> _Exercise requirements_
Write out all the data again, exactly as it stands.

> _Collected data_
-- Start --

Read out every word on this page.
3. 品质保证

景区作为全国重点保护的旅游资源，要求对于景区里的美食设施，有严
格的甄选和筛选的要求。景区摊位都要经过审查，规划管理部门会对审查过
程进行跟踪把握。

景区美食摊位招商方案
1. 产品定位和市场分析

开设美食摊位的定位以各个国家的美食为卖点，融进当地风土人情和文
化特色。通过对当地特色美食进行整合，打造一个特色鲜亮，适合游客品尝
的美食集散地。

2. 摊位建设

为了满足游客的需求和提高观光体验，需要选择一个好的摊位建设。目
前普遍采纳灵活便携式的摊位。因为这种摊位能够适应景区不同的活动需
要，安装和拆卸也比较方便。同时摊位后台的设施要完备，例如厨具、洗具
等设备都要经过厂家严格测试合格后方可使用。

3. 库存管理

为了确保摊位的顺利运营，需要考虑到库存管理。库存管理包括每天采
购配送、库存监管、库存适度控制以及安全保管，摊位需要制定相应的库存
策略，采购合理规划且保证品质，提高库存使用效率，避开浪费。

-- End --

> _Full response_
Read out every word on this page.
3. 品质保证

景区作为全国重点保护的旅游资源，要求对于景区里的美食设施，有严
格的甄选和筛选的要求。景区摊位都要经过审查，规划管理部门会对审查过
程进行跟踪把握。

景区美食摊位招商方案
1. 产品定位和市场分析

开设美食摊位的定位以各个国家的美食为卖点，融进当地风土人情和文
化特色。通过对当地特色美食进行整合，打造一个特色鲜亮，适合游客品尝
的美食集散地。

2. 摊位建设

为了满足游客的需求和提高观光体验，需要选择一个好的摊位建设。目
前普遍采纳灵活便携式的摊位。因为这种摊位能够适应景区不同的活动需
要，安装和拆卸也比较方便。同时摊位后台的设施要完备，例如厨具、洗具
等设备都要经过厂家严格测试合格后方可使用。

3. 库存管理

为了确保摊位的顺利运营，需要考虑到库存管理。库存管理包括每天采
购配送、库存监管、库存适度控制以及安全保管，摊位需要制定相应的库存
策略，采购合理规划且保证品质，提高库存使用效率，避开浪费。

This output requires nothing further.